Required work: Duplicate the entries from the very beginning through the line containing "383, 234, 400]", including both ends, without changing anything.

Region boundary data:
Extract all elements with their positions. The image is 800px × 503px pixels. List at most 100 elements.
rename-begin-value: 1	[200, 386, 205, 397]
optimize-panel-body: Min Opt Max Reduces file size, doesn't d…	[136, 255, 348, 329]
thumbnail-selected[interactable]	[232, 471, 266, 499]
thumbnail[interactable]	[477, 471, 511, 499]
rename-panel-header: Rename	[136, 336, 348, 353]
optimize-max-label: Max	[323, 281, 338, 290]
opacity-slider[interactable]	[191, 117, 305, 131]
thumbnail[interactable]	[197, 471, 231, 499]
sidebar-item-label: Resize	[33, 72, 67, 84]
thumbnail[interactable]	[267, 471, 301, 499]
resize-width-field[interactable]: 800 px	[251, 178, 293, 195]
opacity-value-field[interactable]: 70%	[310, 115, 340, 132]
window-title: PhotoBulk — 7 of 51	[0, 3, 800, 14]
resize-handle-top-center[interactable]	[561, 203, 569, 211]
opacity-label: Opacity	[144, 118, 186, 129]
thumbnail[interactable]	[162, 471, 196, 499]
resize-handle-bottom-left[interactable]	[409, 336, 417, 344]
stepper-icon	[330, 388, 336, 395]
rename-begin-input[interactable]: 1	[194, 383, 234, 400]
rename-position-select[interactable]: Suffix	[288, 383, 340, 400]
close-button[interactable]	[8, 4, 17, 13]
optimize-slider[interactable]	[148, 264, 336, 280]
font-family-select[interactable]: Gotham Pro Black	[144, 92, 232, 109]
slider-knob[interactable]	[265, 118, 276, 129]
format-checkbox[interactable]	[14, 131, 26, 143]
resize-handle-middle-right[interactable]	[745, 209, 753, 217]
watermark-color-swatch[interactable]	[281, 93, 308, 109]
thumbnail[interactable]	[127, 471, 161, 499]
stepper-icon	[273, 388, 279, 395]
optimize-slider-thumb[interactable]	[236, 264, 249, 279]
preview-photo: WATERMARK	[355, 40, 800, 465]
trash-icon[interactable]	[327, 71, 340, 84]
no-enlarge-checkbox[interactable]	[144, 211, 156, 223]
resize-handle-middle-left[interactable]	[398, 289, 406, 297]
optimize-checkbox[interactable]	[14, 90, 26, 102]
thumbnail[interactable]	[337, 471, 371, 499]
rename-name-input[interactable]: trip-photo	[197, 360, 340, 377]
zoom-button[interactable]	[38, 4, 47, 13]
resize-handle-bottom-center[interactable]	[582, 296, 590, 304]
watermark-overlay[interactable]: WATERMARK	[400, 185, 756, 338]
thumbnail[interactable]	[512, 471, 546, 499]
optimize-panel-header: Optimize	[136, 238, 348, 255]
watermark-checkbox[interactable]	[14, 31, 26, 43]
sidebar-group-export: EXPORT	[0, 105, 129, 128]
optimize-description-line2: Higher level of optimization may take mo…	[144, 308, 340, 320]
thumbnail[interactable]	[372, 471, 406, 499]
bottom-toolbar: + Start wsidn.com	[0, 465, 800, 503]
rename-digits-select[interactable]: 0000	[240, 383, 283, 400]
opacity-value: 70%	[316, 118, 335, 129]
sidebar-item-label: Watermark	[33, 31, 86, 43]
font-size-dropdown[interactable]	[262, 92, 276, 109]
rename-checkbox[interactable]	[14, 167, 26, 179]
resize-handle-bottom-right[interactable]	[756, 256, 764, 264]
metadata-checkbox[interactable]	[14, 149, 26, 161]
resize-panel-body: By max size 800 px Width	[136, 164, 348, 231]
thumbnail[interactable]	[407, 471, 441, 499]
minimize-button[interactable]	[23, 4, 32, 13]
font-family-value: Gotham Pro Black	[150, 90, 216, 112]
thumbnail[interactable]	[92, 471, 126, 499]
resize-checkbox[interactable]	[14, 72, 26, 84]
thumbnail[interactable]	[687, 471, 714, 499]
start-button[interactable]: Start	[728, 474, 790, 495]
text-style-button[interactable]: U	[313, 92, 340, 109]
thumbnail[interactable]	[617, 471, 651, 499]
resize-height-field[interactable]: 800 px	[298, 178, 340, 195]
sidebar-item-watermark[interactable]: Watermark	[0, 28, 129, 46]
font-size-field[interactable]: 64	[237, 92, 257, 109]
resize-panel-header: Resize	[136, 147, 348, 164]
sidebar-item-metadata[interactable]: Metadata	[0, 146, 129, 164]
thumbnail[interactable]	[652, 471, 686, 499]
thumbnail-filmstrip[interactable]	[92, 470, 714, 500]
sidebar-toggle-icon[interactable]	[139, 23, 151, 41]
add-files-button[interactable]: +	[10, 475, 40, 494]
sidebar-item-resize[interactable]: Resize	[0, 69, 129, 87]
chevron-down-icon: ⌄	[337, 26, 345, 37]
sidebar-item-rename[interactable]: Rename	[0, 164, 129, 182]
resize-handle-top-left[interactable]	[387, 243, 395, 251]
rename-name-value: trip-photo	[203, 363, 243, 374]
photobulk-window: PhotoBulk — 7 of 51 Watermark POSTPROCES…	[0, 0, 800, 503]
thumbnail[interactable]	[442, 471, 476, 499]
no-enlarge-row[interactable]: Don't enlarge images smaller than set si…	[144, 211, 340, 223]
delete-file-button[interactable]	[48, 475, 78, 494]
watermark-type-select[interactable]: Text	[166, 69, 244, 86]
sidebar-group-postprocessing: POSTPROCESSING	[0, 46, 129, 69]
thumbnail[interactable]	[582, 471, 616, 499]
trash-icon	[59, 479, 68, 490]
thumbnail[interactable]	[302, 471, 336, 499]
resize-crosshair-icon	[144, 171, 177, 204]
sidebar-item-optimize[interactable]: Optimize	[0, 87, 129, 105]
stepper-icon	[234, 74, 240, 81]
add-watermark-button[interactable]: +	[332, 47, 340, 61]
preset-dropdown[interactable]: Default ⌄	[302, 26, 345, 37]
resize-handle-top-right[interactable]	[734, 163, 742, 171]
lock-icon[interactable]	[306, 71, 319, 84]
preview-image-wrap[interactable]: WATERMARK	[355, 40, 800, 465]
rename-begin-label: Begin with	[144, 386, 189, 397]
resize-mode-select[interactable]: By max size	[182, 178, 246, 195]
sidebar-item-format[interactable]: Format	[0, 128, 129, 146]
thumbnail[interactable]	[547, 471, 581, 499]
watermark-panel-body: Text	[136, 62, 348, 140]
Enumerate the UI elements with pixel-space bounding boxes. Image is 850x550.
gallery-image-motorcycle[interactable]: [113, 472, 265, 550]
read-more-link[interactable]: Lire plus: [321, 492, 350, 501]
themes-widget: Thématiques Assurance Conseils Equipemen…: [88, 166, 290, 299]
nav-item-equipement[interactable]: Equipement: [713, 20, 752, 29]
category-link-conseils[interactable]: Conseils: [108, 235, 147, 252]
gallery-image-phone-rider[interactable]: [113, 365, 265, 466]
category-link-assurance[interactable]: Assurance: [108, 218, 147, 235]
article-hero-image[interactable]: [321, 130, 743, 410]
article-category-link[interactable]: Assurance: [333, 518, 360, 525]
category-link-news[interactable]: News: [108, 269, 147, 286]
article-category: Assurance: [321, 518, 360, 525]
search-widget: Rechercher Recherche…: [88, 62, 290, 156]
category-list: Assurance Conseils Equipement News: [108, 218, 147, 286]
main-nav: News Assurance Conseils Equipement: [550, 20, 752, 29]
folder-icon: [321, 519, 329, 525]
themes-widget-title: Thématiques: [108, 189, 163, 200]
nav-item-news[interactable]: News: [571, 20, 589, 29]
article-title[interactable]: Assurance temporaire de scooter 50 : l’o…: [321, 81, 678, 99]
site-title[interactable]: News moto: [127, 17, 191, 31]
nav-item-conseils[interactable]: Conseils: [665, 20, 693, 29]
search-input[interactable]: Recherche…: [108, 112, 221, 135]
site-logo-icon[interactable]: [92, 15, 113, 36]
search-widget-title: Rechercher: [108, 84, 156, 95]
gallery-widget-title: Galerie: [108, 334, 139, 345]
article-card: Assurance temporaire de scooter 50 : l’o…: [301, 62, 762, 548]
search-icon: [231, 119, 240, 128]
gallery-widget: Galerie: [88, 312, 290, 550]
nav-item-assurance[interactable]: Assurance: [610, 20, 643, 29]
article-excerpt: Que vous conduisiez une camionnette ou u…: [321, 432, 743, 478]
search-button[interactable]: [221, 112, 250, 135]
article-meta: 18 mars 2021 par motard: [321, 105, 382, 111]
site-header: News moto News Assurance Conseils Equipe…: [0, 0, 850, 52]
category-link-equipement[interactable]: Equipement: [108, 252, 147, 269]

Solution:
Extract all elements with their positions. The image is 800px × 503px pixels. List at most 100 elements.
rename-begin-value: 1	[200, 386, 205, 397]
optimize-panel-body: Min Opt Max Reduces file size, doesn't d…	[136, 255, 348, 329]
thumbnail-selected[interactable]	[232, 471, 266, 499]
thumbnail[interactable]	[477, 471, 511, 499]
rename-panel-header: Rename	[136, 336, 348, 353]
optimize-max-label: Max	[323, 281, 338, 290]
opacity-slider[interactable]	[191, 117, 305, 131]
thumbnail[interactable]	[197, 471, 231, 499]
sidebar-item-label: Resize	[33, 72, 67, 84]
thumbnail[interactable]	[267, 471, 301, 499]
resize-width-field[interactable]: 800 px	[251, 178, 293, 195]
opacity-value-field[interactable]: 70%	[310, 115, 340, 132]
window-title: PhotoBulk — 7 of 51	[0, 3, 800, 14]
resize-handle-top-center[interactable]	[561, 203, 569, 211]
opacity-label: Opacity	[144, 118, 186, 129]
thumbnail[interactable]	[162, 471, 196, 499]
resize-handle-bottom-left[interactable]	[409, 336, 417, 344]
stepper-icon	[330, 388, 336, 395]
rename-begin-input[interactable]: 1	[194, 383, 234, 400]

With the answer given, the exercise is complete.